## BEGIN Data entries

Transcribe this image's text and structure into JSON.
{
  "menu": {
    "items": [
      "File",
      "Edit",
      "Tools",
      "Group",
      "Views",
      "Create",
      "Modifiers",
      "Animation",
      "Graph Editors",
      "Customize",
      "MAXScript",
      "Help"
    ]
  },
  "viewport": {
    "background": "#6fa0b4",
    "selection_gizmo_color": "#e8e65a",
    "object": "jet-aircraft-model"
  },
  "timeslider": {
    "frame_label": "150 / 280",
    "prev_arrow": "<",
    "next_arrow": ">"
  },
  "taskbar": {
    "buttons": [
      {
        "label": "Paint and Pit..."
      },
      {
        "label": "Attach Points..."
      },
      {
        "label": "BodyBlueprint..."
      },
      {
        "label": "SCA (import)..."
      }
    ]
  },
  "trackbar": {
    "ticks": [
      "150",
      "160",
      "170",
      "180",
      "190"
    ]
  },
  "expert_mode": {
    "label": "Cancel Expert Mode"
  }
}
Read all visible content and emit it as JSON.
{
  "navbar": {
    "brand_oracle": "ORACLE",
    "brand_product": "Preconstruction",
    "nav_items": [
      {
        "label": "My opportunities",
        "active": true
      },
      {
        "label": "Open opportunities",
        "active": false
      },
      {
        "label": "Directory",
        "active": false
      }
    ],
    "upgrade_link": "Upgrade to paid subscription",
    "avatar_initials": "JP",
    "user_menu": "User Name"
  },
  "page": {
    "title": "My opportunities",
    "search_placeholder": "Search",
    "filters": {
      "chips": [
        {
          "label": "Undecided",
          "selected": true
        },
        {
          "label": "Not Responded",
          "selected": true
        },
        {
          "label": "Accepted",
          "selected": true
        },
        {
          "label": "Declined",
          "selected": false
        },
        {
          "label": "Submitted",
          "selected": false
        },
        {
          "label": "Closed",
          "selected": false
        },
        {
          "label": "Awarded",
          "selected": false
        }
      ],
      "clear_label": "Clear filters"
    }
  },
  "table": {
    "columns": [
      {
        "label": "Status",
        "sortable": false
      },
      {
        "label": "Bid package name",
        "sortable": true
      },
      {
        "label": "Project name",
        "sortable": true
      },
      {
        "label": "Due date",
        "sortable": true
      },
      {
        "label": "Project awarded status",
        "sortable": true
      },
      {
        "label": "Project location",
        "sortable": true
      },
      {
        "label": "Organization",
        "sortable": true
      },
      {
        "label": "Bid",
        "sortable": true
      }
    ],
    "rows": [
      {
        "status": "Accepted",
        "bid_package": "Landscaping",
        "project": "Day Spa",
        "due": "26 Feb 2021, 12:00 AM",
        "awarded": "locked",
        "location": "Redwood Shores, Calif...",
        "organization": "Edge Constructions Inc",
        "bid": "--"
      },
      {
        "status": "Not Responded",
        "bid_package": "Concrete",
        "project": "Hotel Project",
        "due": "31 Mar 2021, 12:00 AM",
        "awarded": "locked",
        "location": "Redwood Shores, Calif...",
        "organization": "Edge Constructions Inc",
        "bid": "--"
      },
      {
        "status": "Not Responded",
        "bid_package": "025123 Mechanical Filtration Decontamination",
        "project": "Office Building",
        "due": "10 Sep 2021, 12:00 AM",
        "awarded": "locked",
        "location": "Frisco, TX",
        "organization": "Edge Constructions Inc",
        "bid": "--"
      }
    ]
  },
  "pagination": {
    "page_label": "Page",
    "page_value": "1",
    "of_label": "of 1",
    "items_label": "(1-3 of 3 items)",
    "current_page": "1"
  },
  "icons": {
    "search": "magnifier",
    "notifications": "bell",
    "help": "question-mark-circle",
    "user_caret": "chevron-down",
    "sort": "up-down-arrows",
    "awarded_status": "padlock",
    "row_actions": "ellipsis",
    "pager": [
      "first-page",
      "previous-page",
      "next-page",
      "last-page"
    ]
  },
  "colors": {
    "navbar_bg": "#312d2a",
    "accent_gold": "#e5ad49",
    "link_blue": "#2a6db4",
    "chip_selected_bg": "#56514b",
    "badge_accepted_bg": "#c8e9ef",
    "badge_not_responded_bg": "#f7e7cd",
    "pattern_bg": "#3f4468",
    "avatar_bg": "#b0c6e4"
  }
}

## END Data entries

* **Objective**:
Retype the data in full and match it exactly.

* **Response to the task**:
Transcribe this image's text and structure into JSON.
{
  "menu": {
    "items": [
      "File",
      "Edit",
      "Tools",
      "Group",
      "Views",
      "Create",
      "Modifiers",
      "Animation",
      "Graph Editors",
      "Customize",
      "MAXScript",
      "Help"
    ]
  },
  "viewport": {
    "background": "#6fa0b4",
    "selection_gizmo_color": "#e8e65a",
    "object": "jet-aircraft-model"
  },
  "timeslider": {
    "frame_label": "150 / 280",
    "prev_arrow": "<",
    "next_arrow": ">"
  },
  "taskbar": {
    "buttons": [
      {
        "label": "Paint and Pit..."
      },
      {
        "label": "Attach Points..."
      },
      {
        "label": "BodyBlueprint..."
      },
      {
        "label": "SCA (import)..."
      }
    ]
  },
  "trackbar": {
    "ticks": [
      "150",
      "160",
      "170",
      "180",
      "190"
    ]
  },
  "expert_mode": {
    "label": "Cancel Expert Mode"
  }
}
Read all visible content and emit it as JSON.
{
  "navbar": {
    "brand_oracle": "ORACLE",
    "brand_product": "Preconstruction",
    "nav_items": [
      {
        "label": "My opportunities",
        "active": true
      },
      {
        "label": "Open opportunities",
        "active": false
      },
      {
        "label": "Directory",
        "active": false
      }
    ],
    "upgrade_link": "Upgrade to paid subscription",
    "avatar_initials": "JP",
    "user_menu": "User Name"
  },
  "page": {
    "title": "My opportunities",
    "search_placeholder": "Search",
    "filters": {
      "chips": [
        {
          "label": "Undecided",
          "selected": true
        },
        {
          "label": "Not Responded",
          "selected": true
        },
        {
          "label": "Accepted",
          "selected": true
        },
        {
          "label": "Declined",
          "selected": false
        },
        {
          "label": "Submitted",
          "selected": false
        },
        {
          "label": "Closed",
          "selected": false
        },
        {
          "label": "Awarded",
          "selected": false
        }
      ],
      "clear_label": "Clear filters"
    }
  },
  "table": {
    "columns": [
      {
        "label": "Status",
        "sortable": false
      },
      {
        "label": "Bid package name",
        "sortable": true
      },
      {
        "label": "Project name",
        "sortable": true
      },
      {
        "label": "Due date",
        "sortable": true
      },
      {
        "label": "Project awarded status",
        "sortable": true
      },
      {
        "label": "Project location",
        "sortable": true
      },
      {
        "label": "Organization",
        "sortable": true
      },
      {
        "label": "Bid",
        "sortable": true
      }
    ],
    "rows": [
      {
        "status": "Accepted",
        "bid_package": "Landscaping",
        "project": "Day Spa",
        "due": "26 Feb 2021, 12:00 AM",
        "awarded": "locked",
        "location": "Redwood Shores, Calif...",
        "organization": "Edge Constructions Inc",
        "bid": "--"
      },
      {
        "status": "Not Responded",
        "bid_package": "Concrete",
        "project": "Hotel Project",
        "due": "31 Mar 2021, 12:00 AM",
        "awarded": "locked",
        "location": "Redwood Shores, Calif...",
        "organization": "Edge Constructions Inc",
        "bid": "--"
      },
      {
        "status": "Not Responded",
        "bid_package": "025123 Mechanical Filtration Decontamination",
        "project": "Office Building",
        "due": "10 Sep 2021, 12:00 AM",
        "awarded": "locked",
        "location": "Frisco, TX",
        "organization": "Edge Constructions Inc",
        "bid": "--"
      }
    ]
  },
  "pagination": {
    "page_label": "Page",
    "page_value": "1",
    "of_label": "of 1",
    "items_label": "(1-3 of 3 items)",
    "current_page": "1"
  },
  "icons": {
    "search": "magnifier",
    "notifications": "bell",
    "help": "question-mark-circle",
    "user_caret": "chevron-down",
    "sort": "up-down-arrows",
    "awarded_status": "padlock",
    "row_actions": "ellipsis",
    "pager": [
      "first-page",
      "previous-page",
      "next-page",
      "last-page"
    ]
  },
  "colors": {
    "navbar_bg": "#312d2a",
    "accent_gold": "#e5ad49",
    "link_blue": "#2a6db4",
    "chip_selected_bg": "#56514b",
    "badge_accepted_bg": "#c8e9ef",
    "badge_not_responded_bg": "#f7e7cd",
    "pattern_bg": "#3f4468",
    "avatar_bg": "#b0c6e4"
  }
}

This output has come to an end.